Stored records
----------------

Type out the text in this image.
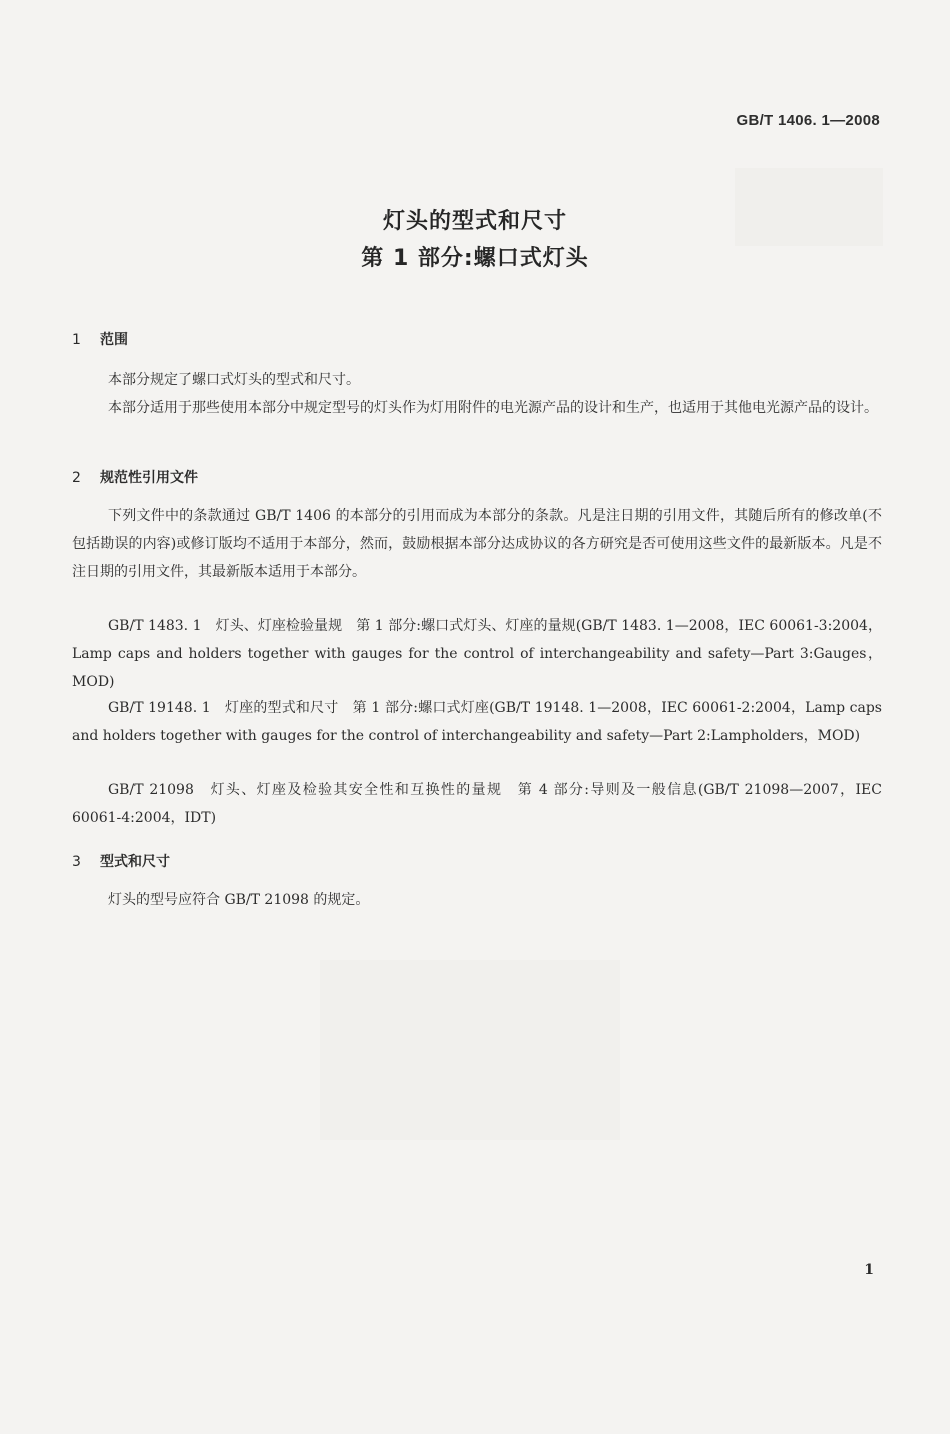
GB/T 1406. 1—2008
灯头的型式和尺寸
第 1 部分:螺口式灯头
1 范围
本部分规定了螺口式灯头的型式和尺寸。
本部分适用于那些使用本部分中规定型号的灯头作为灯用附件的电光源产品的设计和生产，也适用于其他电光源产品的设计。
2 规范性引用文件
下列文件中的条款通过 GB/T 1406 的本部分的引用而成为本部分的条款。凡是注日期的引用文件，其随后所有的修改单(不包括勘误的内容)或修订版均不适用于本部分，然而，鼓励根据本部分达成协议的各方研究是否可使用这些文件的最新版本。凡是不注日期的引用文件，其最新版本适用于本部分。
GB/T 1483. 1　灯头、灯座检验量规　第 1 部分:螺口式灯头、灯座的量规(GB/T 1483. 1—2008，IEC 60061-3:2004，Lamp caps and holders together with gauges for the control of interchangeability and safety—Part 3:Gauges，MOD)
GB/T 19148. 1　灯座的型式和尺寸　第 1 部分:螺口式灯座(GB/T 19148. 1—2008，IEC 60061-2:2004，Lamp caps and holders together with gauges for the control of interchangeability and safety—Part 2:Lampholders，MOD)
GB/T 21098　灯头、灯座及检验其安全性和互换性的量规　第 4 部分:导则及一般信息(GB/T 21098—2007，IEC 60061-4:2004，IDT)
3 型式和尺寸
灯头的型号应符合 GB/T 21098 的规定。
1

----------------

* GIVEN INSTRUCTION *
Reproduce the data above in full, exactly as it is, with the pictures left out.

* REPLY TO THE EXERCISE *
Type out the text in this image.
GB/T 1406. 1—2008
灯头的型式和尺寸
第 1 部分:螺口式灯头
1 范围
本部分规定了螺口式灯头的型式和尺寸。
本部分适用于那些使用本部分中规定型号的灯头作为灯用附件的电光源产品的设计和生产，也适用于其他电光源产品的设计。
2 规范性引用文件
下列文件中的条款通过 GB/T 1406 的本部分的引用而成为本部分的条款。凡是注日期的引用文件，其随后所有的修改单(不包括勘误的内容)或修订版均不适用于本部分，然而，鼓励根据本部分达成协议的各方研究是否可使用这些文件的最新版本。凡是不注日期的引用文件，其最新版本适用于本部分。
GB/T 1483. 1　灯头、灯座检验量规　第 1 部分:螺口式灯头、灯座的量规(GB/T 1483. 1—2008，IEC 60061-3:2004，Lamp caps and holders together with gauges for the control of interchangeability and safety—Part 3:Gauges，MOD)
GB/T 19148. 1　灯座的型式和尺寸　第 1 部分:螺口式灯座(GB/T 19148. 1—2008，IEC 60061-2:2004，Lamp caps and holders together with gauges for the control of interchangeability and safety—Part 2:Lampholders，MOD)
GB/T 21098　灯头、灯座及检验其安全性和互换性的量规　第 4 部分:导则及一般信息(GB/T 21098—2007，IEC 60061-4:2004，IDT)
3 型式和尺寸
灯头的型号应符合 GB/T 21098 的规定。
1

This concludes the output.